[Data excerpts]
::::
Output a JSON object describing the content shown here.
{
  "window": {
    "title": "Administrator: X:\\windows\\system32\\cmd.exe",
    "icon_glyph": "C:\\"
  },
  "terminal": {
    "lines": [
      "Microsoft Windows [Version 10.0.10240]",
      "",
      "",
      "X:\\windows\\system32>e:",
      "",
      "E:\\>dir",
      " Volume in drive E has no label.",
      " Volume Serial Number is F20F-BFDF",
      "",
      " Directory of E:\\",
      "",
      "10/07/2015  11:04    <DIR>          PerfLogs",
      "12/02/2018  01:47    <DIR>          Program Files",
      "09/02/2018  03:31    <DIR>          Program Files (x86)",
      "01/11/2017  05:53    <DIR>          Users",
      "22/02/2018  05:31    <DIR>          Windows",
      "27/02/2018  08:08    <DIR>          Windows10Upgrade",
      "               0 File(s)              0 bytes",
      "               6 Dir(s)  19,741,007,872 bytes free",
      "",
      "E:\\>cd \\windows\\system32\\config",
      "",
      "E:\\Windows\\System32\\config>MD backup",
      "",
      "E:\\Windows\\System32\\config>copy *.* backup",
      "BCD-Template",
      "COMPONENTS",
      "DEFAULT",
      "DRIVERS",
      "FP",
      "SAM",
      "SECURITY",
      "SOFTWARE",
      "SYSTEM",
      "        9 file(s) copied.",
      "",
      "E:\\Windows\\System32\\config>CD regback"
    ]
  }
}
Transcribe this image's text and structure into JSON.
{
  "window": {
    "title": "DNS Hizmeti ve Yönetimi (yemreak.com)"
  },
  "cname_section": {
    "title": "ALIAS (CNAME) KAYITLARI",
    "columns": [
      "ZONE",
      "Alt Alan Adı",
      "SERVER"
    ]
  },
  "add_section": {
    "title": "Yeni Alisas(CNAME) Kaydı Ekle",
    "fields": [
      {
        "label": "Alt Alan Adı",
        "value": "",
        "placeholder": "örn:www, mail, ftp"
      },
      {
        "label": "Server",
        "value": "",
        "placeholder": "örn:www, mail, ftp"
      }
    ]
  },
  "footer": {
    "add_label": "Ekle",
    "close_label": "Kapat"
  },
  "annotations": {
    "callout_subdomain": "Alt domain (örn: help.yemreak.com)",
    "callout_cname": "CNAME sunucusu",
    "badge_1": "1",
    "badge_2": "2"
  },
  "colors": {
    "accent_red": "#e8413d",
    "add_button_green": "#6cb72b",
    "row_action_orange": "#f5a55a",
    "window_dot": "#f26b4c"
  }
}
::::
**Written instruction**
Nothing may be left out: return each entry exactly as it reads.

**Solution for this problem**
Output a JSON object describing the content shown here.
{
  "window": {
    "title": "Administrator: X:\\windows\\system32\\cmd.exe",
    "icon_glyph": "C:\\"
  },
  "terminal": {
    "lines": [
      "Microsoft Windows [Version 10.0.10240]",
      "",
      "",
      "X:\\windows\\system32>e:",
      "",
      "E:\\>dir",
      " Volume in drive E has no label.",
      " Volume Serial Number is F20F-BFDF",
      "",
      " Directory of E:\\",
      "",
      "10/07/2015  11:04    <DIR>          PerfLogs",
      "12/02/2018  01:47    <DIR>          Program Files",
      "09/02/2018  03:31    <DIR>          Program Files (x86)",
      "01/11/2017  05:53    <DIR>          Users",
      "22/02/2018  05:31    <DIR>          Windows",
      "27/02/2018  08:08    <DIR>          Windows10Upgrade",
      "               0 File(s)              0 bytes",
      "               6 Dir(s)  19,741,007,872 bytes free",
      "",
      "E:\\>cd \\windows\\system32\\config",
      "",
      "E:\\Windows\\System32\\config>MD backup",
      "",
      "E:\\Windows\\System32\\config>copy *.* backup",
      "BCD-Template",
      "COMPONENTS",
      "DEFAULT",
      "DRIVERS",
      "FP",
      "SAM",
      "SECURITY",
      "SOFTWARE",
      "SYSTEM",
      "        9 file(s) copied.",
      "",
      "E:\\Windows\\System32\\config>CD regback"
    ]
  }
}
Transcribe this image's text and structure into JSON.
{
  "window": {
    "title": "DNS Hizmeti ve Yönetimi (yemreak.com)"
  },
  "cname_section": {
    "title": "ALIAS (CNAME) KAYITLARI",
    "columns": [
      "ZONE",
      "Alt Alan Adı",
      "SERVER"
    ]
  },
  "add_section": {
    "title": "Yeni Alisas(CNAME) Kaydı Ekle",
    "fields": [
      {
        "label": "Alt Alan Adı",
        "value": "",
        "placeholder": "örn:www, mail, ftp"
      },
      {
        "label": "Server",
        "value": "",
        "placeholder": "örn:www, mail, ftp"
      }
    ]
  },
  "footer": {
    "add_label": "Ekle",
    "close_label": "Kapat"
  },
  "annotations": {
    "callout_subdomain": "Alt domain (örn: help.yemreak.com)",
    "callout_cname": "CNAME sunucusu",
    "badge_1": "1",
    "badge_2": "2"
  },
  "colors": {
    "accent_red": "#e8413d",
    "add_button_green": "#6cb72b",
    "row_action_orange": "#f5a55a",
    "window_dot": "#f26b4c"
  }
}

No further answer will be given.